[Records for this exercise]
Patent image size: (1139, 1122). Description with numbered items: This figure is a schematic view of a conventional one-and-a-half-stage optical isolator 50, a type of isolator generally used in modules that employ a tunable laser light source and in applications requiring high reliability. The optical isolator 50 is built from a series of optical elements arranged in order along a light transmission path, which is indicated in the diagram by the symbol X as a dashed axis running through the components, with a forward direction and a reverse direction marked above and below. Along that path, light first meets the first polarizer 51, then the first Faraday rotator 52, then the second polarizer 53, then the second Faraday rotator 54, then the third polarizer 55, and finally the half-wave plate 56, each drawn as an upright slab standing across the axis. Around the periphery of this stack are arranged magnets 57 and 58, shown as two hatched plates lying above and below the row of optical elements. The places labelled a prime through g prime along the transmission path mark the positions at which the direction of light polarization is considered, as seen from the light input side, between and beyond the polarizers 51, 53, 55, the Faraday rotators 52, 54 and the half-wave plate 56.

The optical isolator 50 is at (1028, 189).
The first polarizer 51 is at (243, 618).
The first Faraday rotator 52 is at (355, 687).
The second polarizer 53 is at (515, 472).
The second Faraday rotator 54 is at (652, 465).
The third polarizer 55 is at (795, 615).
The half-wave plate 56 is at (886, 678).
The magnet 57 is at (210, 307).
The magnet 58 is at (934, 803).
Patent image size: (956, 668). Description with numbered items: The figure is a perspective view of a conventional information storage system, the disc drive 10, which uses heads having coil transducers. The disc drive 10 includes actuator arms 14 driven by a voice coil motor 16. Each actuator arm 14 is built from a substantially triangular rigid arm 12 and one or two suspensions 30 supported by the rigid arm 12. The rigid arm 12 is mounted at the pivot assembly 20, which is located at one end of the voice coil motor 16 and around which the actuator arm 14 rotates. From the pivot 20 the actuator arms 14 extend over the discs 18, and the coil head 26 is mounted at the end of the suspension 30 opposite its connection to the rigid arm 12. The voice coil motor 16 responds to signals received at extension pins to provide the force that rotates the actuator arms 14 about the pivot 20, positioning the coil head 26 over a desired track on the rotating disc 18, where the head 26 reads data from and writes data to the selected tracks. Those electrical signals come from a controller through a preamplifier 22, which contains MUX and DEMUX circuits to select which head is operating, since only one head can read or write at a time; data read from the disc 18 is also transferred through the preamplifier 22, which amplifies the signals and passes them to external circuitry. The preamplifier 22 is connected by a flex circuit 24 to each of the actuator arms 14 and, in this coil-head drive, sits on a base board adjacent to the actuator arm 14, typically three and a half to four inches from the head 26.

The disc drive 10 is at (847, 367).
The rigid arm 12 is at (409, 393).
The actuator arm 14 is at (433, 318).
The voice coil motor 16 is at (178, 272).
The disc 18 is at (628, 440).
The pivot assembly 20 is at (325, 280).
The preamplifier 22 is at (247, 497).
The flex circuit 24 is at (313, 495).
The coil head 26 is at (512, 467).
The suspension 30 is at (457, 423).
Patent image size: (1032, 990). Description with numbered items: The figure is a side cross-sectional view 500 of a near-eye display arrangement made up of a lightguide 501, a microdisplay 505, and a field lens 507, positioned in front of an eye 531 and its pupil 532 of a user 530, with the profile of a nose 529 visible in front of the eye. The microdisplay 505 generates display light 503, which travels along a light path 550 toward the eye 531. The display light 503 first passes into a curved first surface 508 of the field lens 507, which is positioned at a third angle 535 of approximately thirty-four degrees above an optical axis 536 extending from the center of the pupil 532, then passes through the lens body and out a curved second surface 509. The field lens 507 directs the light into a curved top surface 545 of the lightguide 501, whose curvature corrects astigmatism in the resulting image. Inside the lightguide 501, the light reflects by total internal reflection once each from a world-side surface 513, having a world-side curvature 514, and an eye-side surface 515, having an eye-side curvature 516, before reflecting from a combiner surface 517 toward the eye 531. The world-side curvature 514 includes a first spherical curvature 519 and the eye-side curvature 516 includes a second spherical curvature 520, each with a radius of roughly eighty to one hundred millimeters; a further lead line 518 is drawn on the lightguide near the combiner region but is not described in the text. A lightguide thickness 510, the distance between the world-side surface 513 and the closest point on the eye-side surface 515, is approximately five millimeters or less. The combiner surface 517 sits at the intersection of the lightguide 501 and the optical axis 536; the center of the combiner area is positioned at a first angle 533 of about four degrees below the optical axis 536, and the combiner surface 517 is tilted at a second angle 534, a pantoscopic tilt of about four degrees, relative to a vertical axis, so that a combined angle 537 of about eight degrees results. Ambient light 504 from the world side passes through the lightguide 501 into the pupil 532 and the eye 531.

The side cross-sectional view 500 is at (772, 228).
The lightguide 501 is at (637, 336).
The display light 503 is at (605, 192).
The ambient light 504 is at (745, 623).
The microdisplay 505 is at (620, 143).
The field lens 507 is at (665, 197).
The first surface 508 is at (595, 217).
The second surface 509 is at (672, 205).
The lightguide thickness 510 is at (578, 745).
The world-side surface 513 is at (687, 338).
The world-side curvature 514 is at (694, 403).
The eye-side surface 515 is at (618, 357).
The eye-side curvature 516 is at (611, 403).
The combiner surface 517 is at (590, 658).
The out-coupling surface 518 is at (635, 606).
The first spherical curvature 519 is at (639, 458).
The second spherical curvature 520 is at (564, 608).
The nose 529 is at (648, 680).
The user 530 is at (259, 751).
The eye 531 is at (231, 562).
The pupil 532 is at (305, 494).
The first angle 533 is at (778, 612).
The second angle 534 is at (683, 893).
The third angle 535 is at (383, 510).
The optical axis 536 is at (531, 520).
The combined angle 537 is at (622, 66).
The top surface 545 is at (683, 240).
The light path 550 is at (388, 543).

[Stated problem] Print each line of the records above verbatim, without changing anything.

[Exercise output]
Patent image size: (1139, 1122). Description with numbered items: This figure is a schematic view of a conventional one-and-a-half-stage optical isolator 50, a type of isolator generally used in modules that employ a tunable laser light source and in applications requiring high reliability. The optical isolator 50 is built from a series of optical elements arranged in order along a light transmission path, which is indicated in the diagram by the symbol X as a dashed axis running through the components, with a forward direction and a reverse direction marked above and below. Along that path, light first meets the first polarizer 51, then the first Faraday rotator 52, then the second polarizer 53, then the second Faraday rotator 54, then the third polarizer 55, and finally the half-wave plate 56, each drawn as an upright slab standing across the axis. Around the periphery of this stack are arranged magnets 57 and 58, shown as two hatched plates lying above and below the row of optical elements. The places labelled a prime through g prime along the transmission path mark the positions at which the direction of light polarization is considered, as seen from the light input side, between and beyond the polarizers 51, 53, 55, the Faraday rotators 52, 54 and the half-wave plate 56.

The optical isolator 50 is at (1028, 189).
The first polarizer 51 is at (243, 618).
The first Faraday rotator 52 is at (355, 687).
The second polarizer 53 is at (515, 472).
The second Faraday rotator 54 is at (652, 465).
The third polarizer 55 is at (795, 615).
The half-wave plate 56 is at (886, 678).
The magnet 57 is at (210, 307).
The magnet 58 is at (934, 803).
Patent image size: (956, 668). Description with numbered items: The figure is a perspective view of a conventional information storage system, the disc drive 10, which uses heads having coil transducers. The disc drive 10 includes actuator arms 14 driven by a voice coil motor 16. Each actuator arm 14 is built from a substantially triangular rigid arm 12 and one or two suspensions 30 supported by the rigid arm 12. The rigid arm 12 is mounted at the pivot assembly 20, which is located at one end of the voice coil motor 16 and around which the actuator arm 14 rotates. From the pivot 20 the actuator arms 14 extend over the discs 18, and the coil head 26 is mounted at the end of the suspension 30 opposite its connection to the rigid arm 12. The voice coil motor 16 responds to signals received at extension pins to provide the force that rotates the actuator arms 14 about the pivot 20, positioning the coil head 26 over a desired track on the rotating disc 18, where the head 26 reads data from and writes data to the selected tracks. Those electrical signals come from a controller through a preamplifier 22, which contains MUX and DEMUX circuits to select which head is operating, since only one head can read or write at a time; data read from the disc 18 is also transferred through the preamplifier 22, which amplifies the signals and passes them to external circuitry. The preamplifier 22 is connected by a flex circuit 24 to each of the actuator arms 14 and, in this coil-head drive, sits on a base board adjacent to the actuator arm 14, typically three and a half to four inches from the head 26.

The disc drive 10 is at (847, 367).
The rigid arm 12 is at (409, 393).
The actuator arm 14 is at (433, 318).
The voice coil motor 16 is at (178, 272).
The disc 18 is at (628, 440).
The pivot assembly 20 is at (325, 280).
The preamplifier 22 is at (247, 497).
The flex circuit 24 is at (313, 495).
The coil head 26 is at (512, 467).
The suspension 30 is at (457, 423).
Patent image size: (1032, 990). Description with numbered items: The figure is a side cross-sectional view 500 of a near-eye display arrangement made up of a lightguide 501, a microdisplay 505, and a field lens 507, positioned in front of an eye 531 and its pupil 532 of a user 530, with the profile of a nose 529 visible in front of the eye. The microdisplay 505 generates display light 503, which travels along a light path 550 toward the eye 531. The display light 503 first passes into a curved first surface 508 of the field lens 507, which is positioned at a third angle 535 of approximately thirty-four degrees above an optical axis 536 extending from the center of the pupil 532, then passes through the lens body and out a curved second surface 509. The field lens 507 directs the light into a curved top surface 545 of the lightguide 501, whose curvature corrects astigmatism in the resulting image. Inside the lightguide 501, the light reflects by total internal reflection once each from a world-side surface 513, having a world-side curvature 514, and an eye-side surface 515, having an eye-side curvature 516, before reflecting from a combiner surface 517 toward the eye 531. The world-side curvature 514 includes a first spherical curvature 519 and the eye-side curvature 516 includes a second spherical curvature 520, each with a radius of roughly eighty to one hundred millimeters; a further lead line 518 is drawn on the lightguide near the combiner region but is not described in the text. A lightguide thickness 510, the distance between the world-side surface 513 and the closest point on the eye-side surface 515, is approximately five millimeters or less. The combiner surface 517 sits at the intersection of the lightguide 501 and the optical axis 536; the center of the combiner area is positioned at a first angle 533 of about four degrees below the optical axis 536, and the combiner surface 517 is tilted at a second angle 534, a pantoscopic tilt of about four degrees, relative to a vertical axis, so that a combined angle 537 of about eight degrees results. Ambient light 504 from the world side passes through the lightguide 501 into the pupil 532 and the eye 531.

The side cross-sectional view 500 is at (772, 228).
The lightguide 501 is at (637, 336).
The display light 503 is at (605, 192).
The ambient light 504 is at (745, 623).
The microdisplay 505 is at (620, 143).
The field lens 507 is at (665, 197).
The first surface 508 is at (595, 217).
The second surface 509 is at (672, 205).
The lightguide thickness 510 is at (578, 745).
The world-side surface 513 is at (687, 338).
The world-side curvature 514 is at (694, 403).
The eye-side surface 515 is at (618, 357).
The eye-side curvature 516 is at (611, 403).
The combiner surface 517 is at (590, 658).
The out-coupling surface 518 is at (635, 606).
The first spherical curvature 519 is at (639, 458).
The second spherical curvature 520 is at (564, 608).
The nose 529 is at (648, 680).
The user 530 is at (259, 751).
The eye 531 is at (231, 562).
The pupil 532 is at (305, 494).
The first angle 533 is at (778, 612).
The second angle 534 is at (683, 893).
The third angle 535 is at (383, 510).
The optical axis 536 is at (531, 520).
The combined angle 537 is at (622, 66).
The top surface 545 is at (683, 240).
The light path 550 is at (388, 543).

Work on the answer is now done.